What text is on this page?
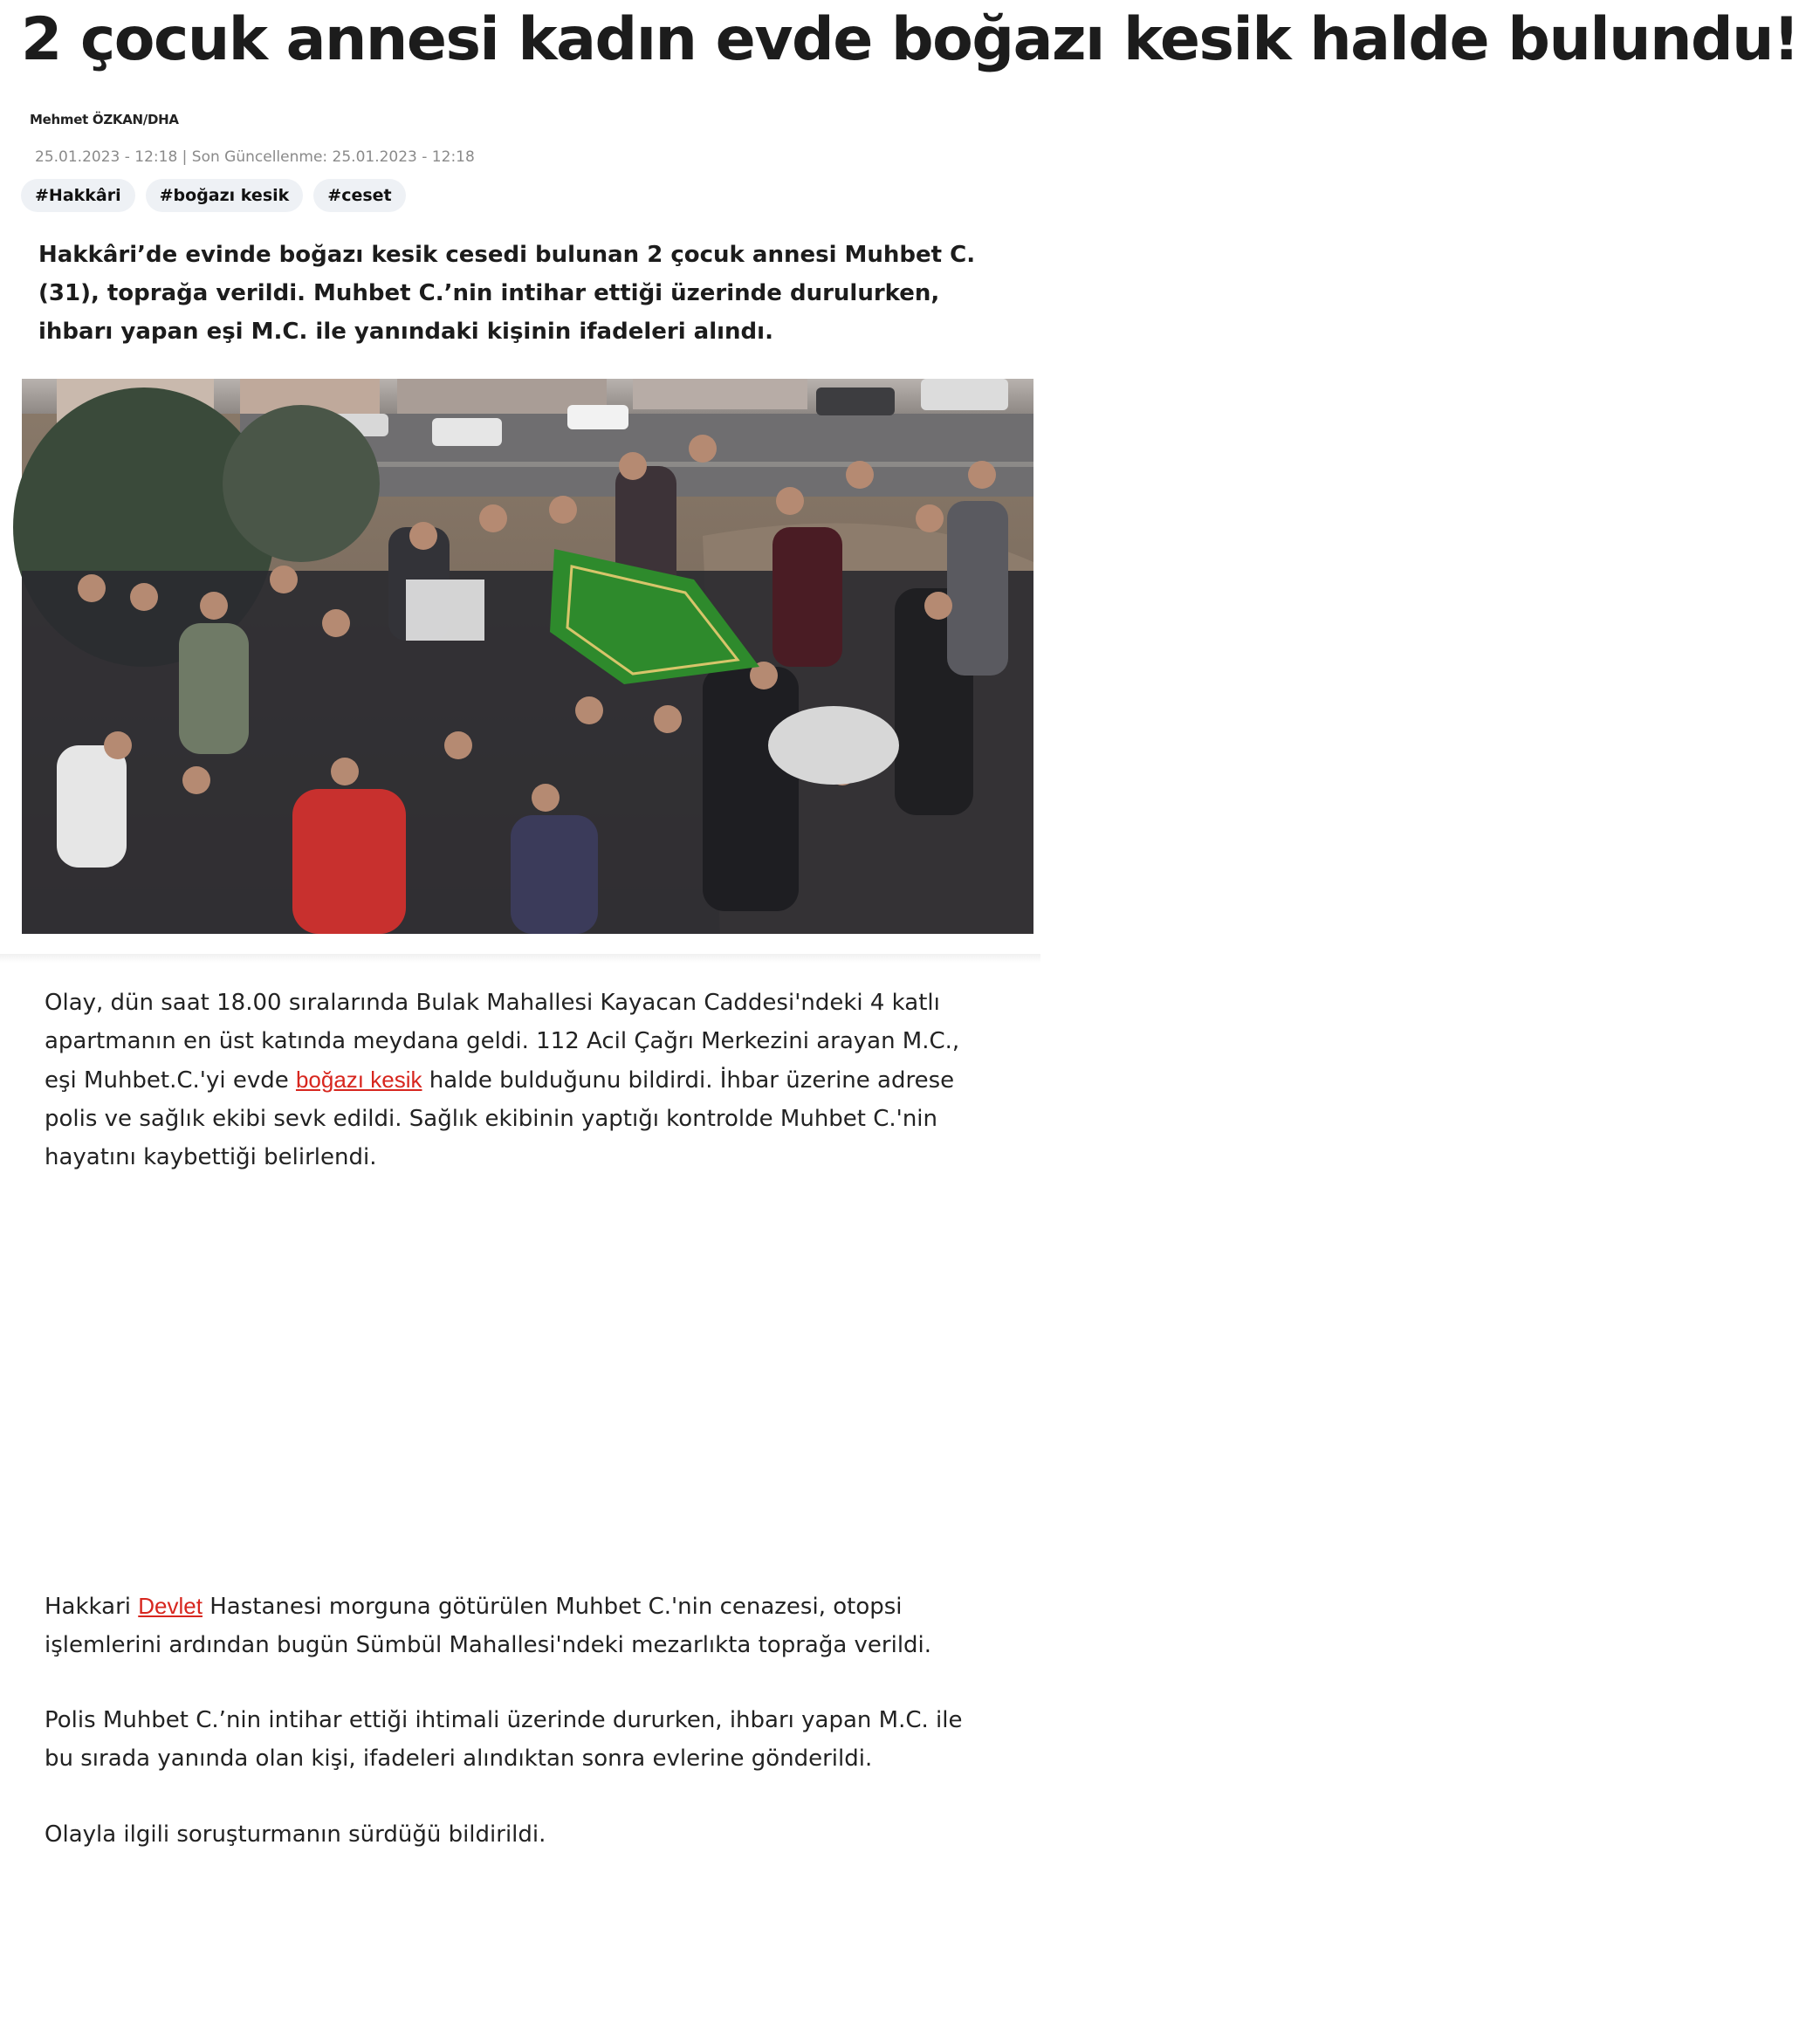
2 çocuk annesi kadın evde boğazı kesik halde bulundu!
Mehmet ÖZKAN/DHA
25.01.2023 - 12:18 | Son Güncellenme: 25.01.2023 - 12:18
#Hakkâri	#boğazı kesik	#ceset

Hakkâri’de evinde boğazı kesik cesedi bulunan 2 çocuk annesi Muhbet C. (31), toprağa verildi. Muhbet C.’nin intihar ettiği üzerinde durulurken, ihbarı yapan eşi M.C. ile yanındaki kişinin ifadeleri alındı.

Olay, dün saat 18.00 sıralarında Bulak Mahallesi Kayacan Caddesi'ndeki 4 katlı apartmanın en üst katında meydana geldi. 112 Acil Çağrı Merkezini arayan M.C., eşi Muhbet.C.'yi evde boğazı kesik halde bulduğunu bildirdi. İhbar üzerine adrese polis ve sağlık ekibi sevk edildi. Sağlık ekibinin yaptığı kontrolde Muhbet C.'nin hayatını kaybettiği belirlendi.

Hakkari Devlet Hastanesi morguna götürülen Muhbet C.'nin cenazesi, otopsi işlemlerini ardından bugün Sümbül Mahallesi'ndeki mezarlıkta toprağa verildi.

Polis Muhbet C.’nin intihar ettiği ihtimali üzerinde dururken, ihbarı yapan M.C. ile bu sırada yanında olan kişi, ifadeleri alındıktan sonra evlerine gönderildi.

Olayla ilgili soruşturmanın sürdüğü bildirildi.
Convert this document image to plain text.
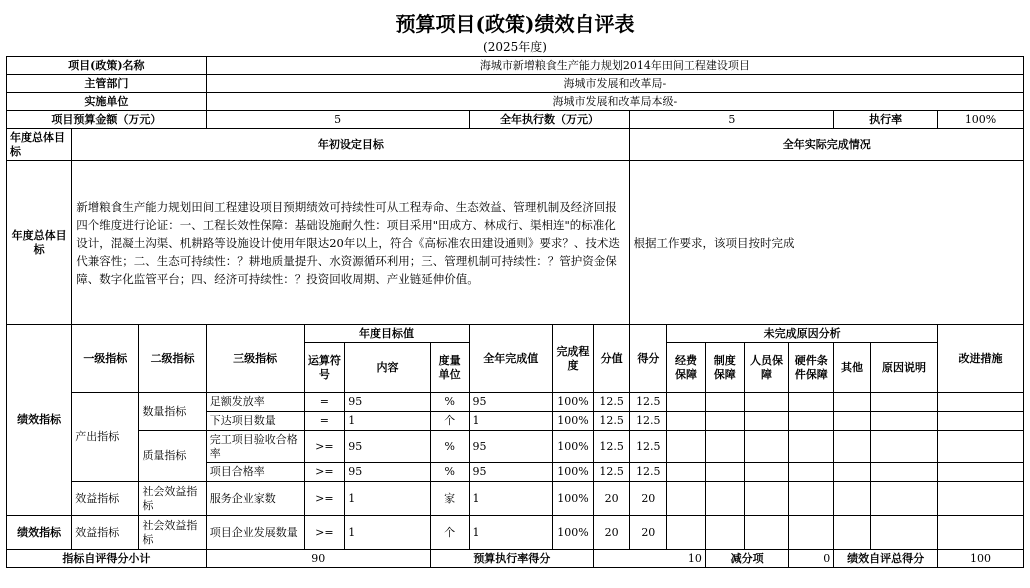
预算项目(政策)绩效自评表
(2025年度)
项目(政策)名称			海城市新增粮食生产能力规划2014年田间工程建设项目														
主管部门			海城市发展和改革局-														
实施单位			海城市发展和改革局本级-														
项目预算金额（万元）			5				全年执行数（万元）			5					执行率		100%
年度总体目标	年初设定目标									全年实际完成情况							
年度总体目标	新增粮食生产能力规划田间工程建设项目预期绩效可持续性可从工程寿命、生态效益、管理机制及经济回报四个维度进行论证：一、工程长效性保障：基础设施耐久性：项目采用"田成方、林成行、渠相连"的标准化设计，混凝土沟渠、机耕路等设施设计使用年限达20年以上，符合《高标准农田建设通则》要求？、技术迭代兼容性；二、生态可持续性：？耕地质量提升、水资源循环利用；三、管理机制可持续性：？管护资金保障、数字化监管平台；四、经济可持续性：？投资回收周期、产业链延伸价值。									根据工作要求，该项目按时完成							
绩效指标	一级指标	二级指标	三级指标	年度目标值			全年完成值	完成程度	分值	得分	未完成原因分析						改进措施
				运算符号	内容	度量单位					经费保障	制度保障	人员保障	硬件条件保障	其他	原因说明	

	产出指标	数量指标	足额发放率	=	95	%	95	100%	12.5	12.5							
			下达项目数量	=	1	个	1	100%	12.5	12.5							
		质量指标	完工项目验收合格率	>=	95	%	95	100%	12.5	12.5							
			项目合格率	>=	95	%	95	100%	12.5	12.5							
	效益指标	社会效益指标	服务企业家数	>=	1	家	1	100%	20	20							
绩效指标	效益指标	社会效益指标	项目企业发展数量	>=	1	个	1	100%	20	20							
指标自评得分小计			90			预算执行率得分			10			减分项		0	绩效自评总得分		100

____________

◆ **Aim**: Reproduce the material in its entirety and word for word, without the pictures.

◆ **Exercise response**:
What text is on this page?
2 çocuk annesi kadın evde boğazı kesik halde bulundu!
Mehmet ÖZKAN/DHA
25.01.2023 - 12:18 | Son Güncellenme: 25.01.2023 - 12:18
#Hakkâri	#boğazı kesik	#ceset

Hakkâri’de evinde boğazı kesik cesedi bulunan 2 çocuk annesi Muhbet C. (31), toprağa verildi. Muhbet C.’nin intihar ettiği üzerinde durulurken, ihbarı yapan eşi M.C. ile yanındaki kişinin ifadeleri alındı.

Olay, dün saat 18.00 sıralarında Bulak Mahallesi Kayacan Caddesi'ndeki 4 katlı apartmanın en üst katında meydana geldi. 112 Acil Çağrı Merkezini arayan M.C., eşi Muhbet.C.'yi evde boğazı kesik halde bulduğunu bildirdi. İhbar üzerine adrese polis ve sağlık ekibi sevk edildi. Sağlık ekibinin yaptığı kontrolde Muhbet C.'nin hayatını kaybettiği belirlendi.

Hakkari Devlet Hastanesi morguna götürülen Muhbet C.'nin cenazesi, otopsi işlemlerini ardından bugün Sümbül Mahallesi'ndeki mezarlıkta toprağa verildi.

Polis Muhbet C.’nin intihar ettiği ihtimali üzerinde dururken, ihbarı yapan M.C. ile bu sırada yanında olan kişi, ifadeleri alındıktan sonra evlerine gönderildi.

Olayla ilgili soruşturmanın sürdüğü bildirildi.
Convert this document image to plain text.
预算项目(政策)绩效自评表
(2025年度)
项目(政策)名称			海城市新增粮食生产能力规划2014年田间工程建设项目														
主管部门			海城市发展和改革局-														
实施单位			海城市发展和改革局本级-														
项目预算金额（万元）			5				全年执行数（万元）			5					执行率		100%
年度总体目标	年初设定目标									全年实际完成情况							
年度总体目标	新增粮食生产能力规划田间工程建设项目预期绩效可持续性可从工程寿命、生态效益、管理机制及经济回报四个维度进行论证：一、工程长效性保障：基础设施耐久性：项目采用"田成方、林成行、渠相连"的标准化设计，混凝土沟渠、机耕路等设施设计使用年限达20年以上，符合《高标准农田建设通则》要求？、技术迭代兼容性；二、生态可持续性：？耕地质量提升、水资源循环利用；三、管理机制可持续性：？管护资金保障、数字化监管平台；四、经济可持续性：？投资回收周期、产业链延伸价值。									根据工作要求，该项目按时完成							
绩效指标	一级指标	二级指标	三级指标	年度目标值			全年完成值	完成程度	分值	得分	未完成原因分析						改进措施
				运算符号	内容	度量单位					经费保障	制度保障	人员保障	硬件条件保障	其他	原因说明	

	产出指标	数量指标	足额发放率	=	95	%	95	100%	12.5	12.5							
			下达项目数量	=	1	个	1	100%	12.5	12.5							
		质量指标	完工项目验收合格率	>=	95	%	95	100%	12.5	12.5							
			项目合格率	>=	95	%	95	100%	12.5	12.5							
	效益指标	社会效益指标	服务企业家数	>=	1	家	1	100%	20	20							
绩效指标	效益指标	社会效益指标	项目企业发展数量	>=	1	个	1	100%	20	20							
指标自评得分小计			90			预算执行率得分			10			减分项		0	绩效自评总得分		100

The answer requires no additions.